* THE TASK *
Copy out the listing exactly.

Dataset entries

◆ ◆ ◆ ◆

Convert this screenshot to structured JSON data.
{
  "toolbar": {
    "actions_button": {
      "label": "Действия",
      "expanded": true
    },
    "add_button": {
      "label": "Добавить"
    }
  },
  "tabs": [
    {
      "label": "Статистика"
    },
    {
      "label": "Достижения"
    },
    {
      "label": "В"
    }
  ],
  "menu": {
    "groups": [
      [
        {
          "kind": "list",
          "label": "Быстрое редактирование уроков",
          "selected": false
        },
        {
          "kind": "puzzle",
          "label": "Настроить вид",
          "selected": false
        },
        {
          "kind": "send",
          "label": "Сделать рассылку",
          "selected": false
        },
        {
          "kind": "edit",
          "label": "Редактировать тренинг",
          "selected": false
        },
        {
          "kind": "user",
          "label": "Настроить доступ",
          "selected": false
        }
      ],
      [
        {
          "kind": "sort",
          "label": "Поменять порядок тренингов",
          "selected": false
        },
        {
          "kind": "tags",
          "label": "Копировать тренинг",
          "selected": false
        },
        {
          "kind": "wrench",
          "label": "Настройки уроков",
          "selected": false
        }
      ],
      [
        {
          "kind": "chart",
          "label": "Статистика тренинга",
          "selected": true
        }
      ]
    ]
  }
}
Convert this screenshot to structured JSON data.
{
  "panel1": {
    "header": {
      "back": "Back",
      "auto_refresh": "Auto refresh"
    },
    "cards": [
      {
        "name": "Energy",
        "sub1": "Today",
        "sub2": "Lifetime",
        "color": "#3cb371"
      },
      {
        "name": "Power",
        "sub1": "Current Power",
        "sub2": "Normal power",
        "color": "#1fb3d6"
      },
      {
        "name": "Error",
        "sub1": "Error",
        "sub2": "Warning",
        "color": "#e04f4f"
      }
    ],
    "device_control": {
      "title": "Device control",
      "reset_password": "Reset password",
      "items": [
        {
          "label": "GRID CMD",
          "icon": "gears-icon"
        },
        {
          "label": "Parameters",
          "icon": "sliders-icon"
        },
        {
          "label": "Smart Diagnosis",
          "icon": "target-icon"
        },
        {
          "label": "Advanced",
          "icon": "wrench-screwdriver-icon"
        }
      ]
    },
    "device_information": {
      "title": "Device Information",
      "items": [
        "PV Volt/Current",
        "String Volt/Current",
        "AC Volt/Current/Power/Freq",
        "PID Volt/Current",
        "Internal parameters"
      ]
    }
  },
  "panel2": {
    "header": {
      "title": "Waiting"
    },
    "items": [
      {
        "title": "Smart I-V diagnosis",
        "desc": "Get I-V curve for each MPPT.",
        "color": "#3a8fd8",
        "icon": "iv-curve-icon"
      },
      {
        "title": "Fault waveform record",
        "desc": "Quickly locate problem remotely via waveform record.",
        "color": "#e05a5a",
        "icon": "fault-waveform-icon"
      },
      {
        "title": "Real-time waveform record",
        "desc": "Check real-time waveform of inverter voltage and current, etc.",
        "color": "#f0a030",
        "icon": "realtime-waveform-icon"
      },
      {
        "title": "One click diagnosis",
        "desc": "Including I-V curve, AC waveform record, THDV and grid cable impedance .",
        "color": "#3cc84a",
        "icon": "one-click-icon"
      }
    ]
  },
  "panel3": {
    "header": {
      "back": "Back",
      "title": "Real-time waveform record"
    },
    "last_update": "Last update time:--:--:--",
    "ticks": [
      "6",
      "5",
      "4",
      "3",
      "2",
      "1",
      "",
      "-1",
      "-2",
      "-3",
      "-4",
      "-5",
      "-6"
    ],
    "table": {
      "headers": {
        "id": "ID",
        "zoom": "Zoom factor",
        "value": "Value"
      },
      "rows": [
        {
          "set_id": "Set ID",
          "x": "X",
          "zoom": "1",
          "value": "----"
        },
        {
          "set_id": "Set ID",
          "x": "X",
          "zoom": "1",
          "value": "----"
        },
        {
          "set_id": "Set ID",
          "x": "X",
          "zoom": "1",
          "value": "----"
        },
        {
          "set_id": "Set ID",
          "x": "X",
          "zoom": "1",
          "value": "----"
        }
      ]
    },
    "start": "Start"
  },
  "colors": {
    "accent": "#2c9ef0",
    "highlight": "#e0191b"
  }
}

◆ ◆ ◆ ◆

* OUTPUT FOR THIS TASK *
Convert this screenshot to structured JSON data.
{
  "toolbar": {
    "actions_button": {
      "label": "Действия",
      "expanded": true
    },
    "add_button": {
      "label": "Добавить"
    }
  },
  "tabs": [
    {
      "label": "Статистика"
    },
    {
      "label": "Достижения"
    },
    {
      "label": "В"
    }
  ],
  "menu": {
    "groups": [
      [
        {
          "kind": "list",
          "label": "Быстрое редактирование уроков",
          "selected": false
        },
        {
          "kind": "puzzle",
          "label": "Настроить вид",
          "selected": false
        },
        {
          "kind": "send",
          "label": "Сделать рассылку",
          "selected": false
        },
        {
          "kind": "edit",
          "label": "Редактировать тренинг",
          "selected": false
        },
        {
          "kind": "user",
          "label": "Настроить доступ",
          "selected": false
        }
      ],
      [
        {
          "kind": "sort",
          "label": "Поменять порядок тренингов",
          "selected": false
        },
        {
          "kind": "tags",
          "label": "Копировать тренинг",
          "selected": false
        },
        {
          "kind": "wrench",
          "label": "Настройки уроков",
          "selected": false
        }
      ],
      [
        {
          "kind": "chart",
          "label": "Статистика тренинга",
          "selected": true
        }
      ]
    ]
  }
}
Convert this screenshot to structured JSON data.
{
  "panel1": {
    "header": {
      "back": "Back",
      "auto_refresh": "Auto refresh"
    },
    "cards": [
      {
        "name": "Energy",
        "sub1": "Today",
        "sub2": "Lifetime",
        "color": "#3cb371"
      },
      {
        "name": "Power",
        "sub1": "Current Power",
        "sub2": "Normal power",
        "color": "#1fb3d6"
      },
      {
        "name": "Error",
        "sub1": "Error",
        "sub2": "Warning",
        "color": "#e04f4f"
      }
    ],
    "device_control": {
      "title": "Device control",
      "reset_password": "Reset password",
      "items": [
        {
          "label": "GRID CMD",
          "icon": "gears-icon"
        },
        {
          "label": "Parameters",
          "icon": "sliders-icon"
        },
        {
          "label": "Smart Diagnosis",
          "icon": "target-icon"
        },
        {
          "label": "Advanced",
          "icon": "wrench-screwdriver-icon"
        }
      ]
    },
    "device_information": {
      "title": "Device Information",
      "items": [
        "PV Volt/Current",
        "String Volt/Current",
        "AC Volt/Current/Power/Freq",
        "PID Volt/Current",
        "Internal parameters"
      ]
    }
  },
  "panel2": {
    "header": {
      "title": "Waiting"
    },
    "items": [
      {
        "title": "Smart I-V diagnosis",
        "desc": "Get I-V curve for each MPPT.",
        "color": "#3a8fd8",
        "icon": "iv-curve-icon"
      },
      {
        "title": "Fault waveform record",
        "desc": "Quickly locate problem remotely via waveform record.",
        "color": "#e05a5a",
        "icon": "fault-waveform-icon"
      },
      {
        "title": "Real-time waveform record",
        "desc": "Check real-time waveform of inverter voltage and current, etc.",
        "color": "#f0a030",
        "icon": "realtime-waveform-icon"
      },
      {
        "title": "One click diagnosis",
        "desc": "Including I-V curve, AC waveform record, THDV and grid cable impedance .",
        "color": "#3cc84a",
        "icon": "one-click-icon"
      }
    ]
  },
  "panel3": {
    "header": {
      "back": "Back",
      "title": "Real-time waveform record"
    },
    "last_update": "Last update time:--:--:--",
    "ticks": [
      "6",
      "5",
      "4",
      "3",
      "2",
      "1",
      "",
      "-1",
      "-2",
      "-3",
      "-4",
      "-5",
      "-6"
    ],
    "table": {
      "headers": {
        "id": "ID",
        "zoom": "Zoom factor",
        "value": "Value"
      },
      "rows": [
        {
          "set_id": "Set ID",
          "x": "X",
          "zoom": "1",
          "value": "----"
        },
        {
          "set_id": "Set ID",
          "x": "X",
          "zoom": "1",
          "value": "----"
        },
        {
          "set_id": "Set ID",
          "x": "X",
          "zoom": "1",
          "value": "----"
        },
        {
          "set_id": "Set ID",
          "x": "X",
          "zoom": "1",
          "value": "----"
        }
      ]
    },
    "start": "Start"
  },
  "colors": {
    "accent": "#2c9ef0",
    "highlight": "#e0191b"
  }
}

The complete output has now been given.